MATERIAL FOR THE TASK:
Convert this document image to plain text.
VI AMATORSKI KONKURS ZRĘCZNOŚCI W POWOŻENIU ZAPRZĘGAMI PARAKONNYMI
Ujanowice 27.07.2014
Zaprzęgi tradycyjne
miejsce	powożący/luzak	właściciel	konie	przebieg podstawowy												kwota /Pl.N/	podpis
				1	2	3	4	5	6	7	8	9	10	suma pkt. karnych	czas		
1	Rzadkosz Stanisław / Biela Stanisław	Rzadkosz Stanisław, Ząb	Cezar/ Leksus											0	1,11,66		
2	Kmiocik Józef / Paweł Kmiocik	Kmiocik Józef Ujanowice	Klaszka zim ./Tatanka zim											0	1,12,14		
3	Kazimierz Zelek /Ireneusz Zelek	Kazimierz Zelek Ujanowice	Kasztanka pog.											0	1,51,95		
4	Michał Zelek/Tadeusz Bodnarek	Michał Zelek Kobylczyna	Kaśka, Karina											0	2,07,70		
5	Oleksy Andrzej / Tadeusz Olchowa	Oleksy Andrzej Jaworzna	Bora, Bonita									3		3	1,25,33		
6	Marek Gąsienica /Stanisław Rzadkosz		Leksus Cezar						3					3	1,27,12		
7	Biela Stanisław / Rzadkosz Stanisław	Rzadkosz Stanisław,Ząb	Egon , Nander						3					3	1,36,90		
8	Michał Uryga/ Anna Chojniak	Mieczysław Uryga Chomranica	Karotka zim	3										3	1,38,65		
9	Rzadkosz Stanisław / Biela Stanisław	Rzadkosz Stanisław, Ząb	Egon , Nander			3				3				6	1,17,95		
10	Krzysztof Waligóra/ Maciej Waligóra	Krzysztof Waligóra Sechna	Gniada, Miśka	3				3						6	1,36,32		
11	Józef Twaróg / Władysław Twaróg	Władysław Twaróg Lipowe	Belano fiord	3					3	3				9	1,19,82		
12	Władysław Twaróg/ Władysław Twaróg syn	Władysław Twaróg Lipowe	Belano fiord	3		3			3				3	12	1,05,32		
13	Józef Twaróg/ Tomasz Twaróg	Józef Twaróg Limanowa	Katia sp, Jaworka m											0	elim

--

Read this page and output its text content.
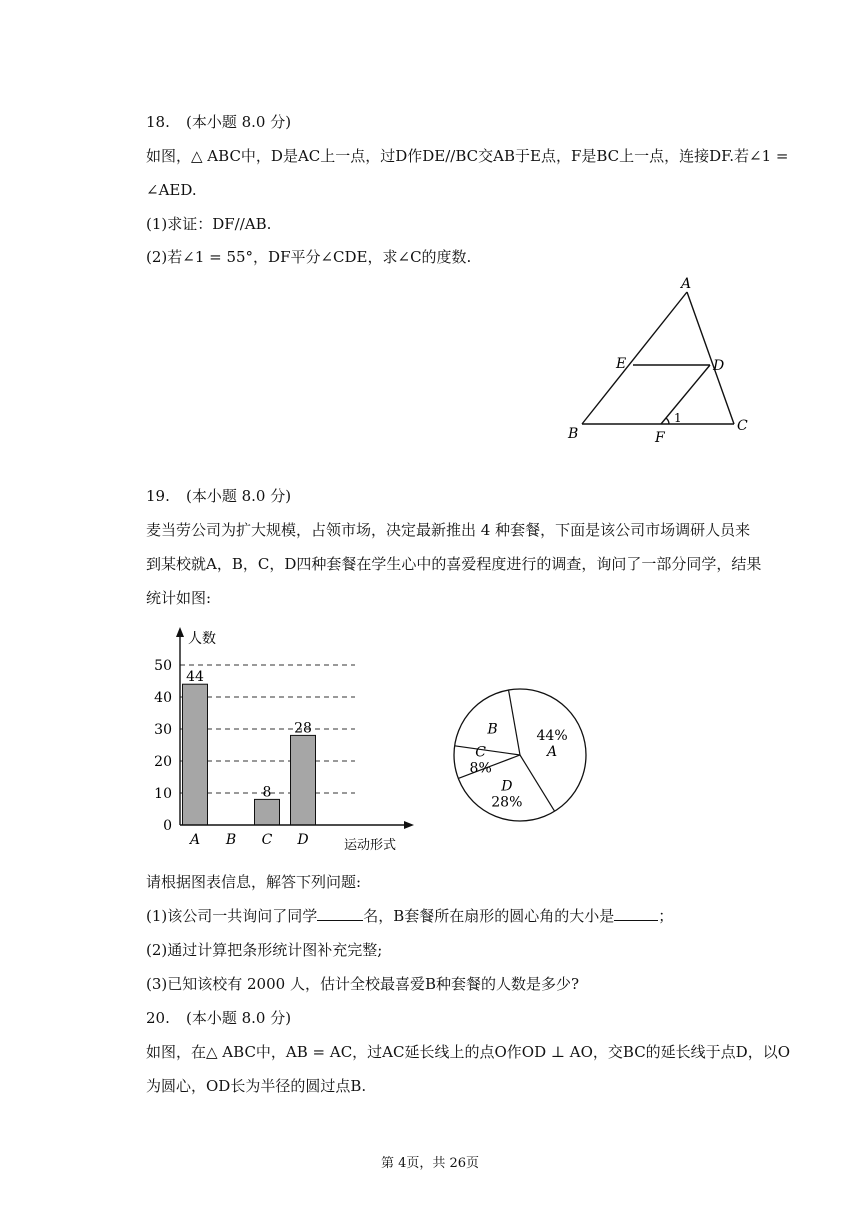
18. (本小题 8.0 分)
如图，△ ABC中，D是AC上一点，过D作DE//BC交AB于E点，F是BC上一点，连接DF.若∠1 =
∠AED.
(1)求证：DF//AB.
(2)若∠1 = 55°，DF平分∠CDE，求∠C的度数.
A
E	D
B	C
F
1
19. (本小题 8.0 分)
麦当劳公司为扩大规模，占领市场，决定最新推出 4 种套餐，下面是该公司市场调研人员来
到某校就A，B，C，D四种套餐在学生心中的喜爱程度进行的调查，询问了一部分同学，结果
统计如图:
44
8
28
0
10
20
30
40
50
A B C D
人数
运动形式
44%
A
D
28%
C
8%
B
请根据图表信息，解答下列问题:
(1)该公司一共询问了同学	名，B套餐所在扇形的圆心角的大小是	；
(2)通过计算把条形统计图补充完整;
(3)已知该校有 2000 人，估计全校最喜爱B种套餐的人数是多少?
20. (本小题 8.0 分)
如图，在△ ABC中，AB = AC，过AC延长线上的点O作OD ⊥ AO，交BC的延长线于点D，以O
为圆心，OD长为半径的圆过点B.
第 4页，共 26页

DIRECTIONS FOR THIS TASK:
Your task is to list each line of the records with the word "Cezar".

SOLUTION TO THIS EXERCISE:
1	Rzadkosz Stanisław / Biela Stanisław	Rzadkosz Stanisław, Ząb	Cezar/ Leksus											0	1,11,66		
6	Marek Gąsienica /Stanisław Rzadkosz		Leksus Cezar						3					3	1,27,12		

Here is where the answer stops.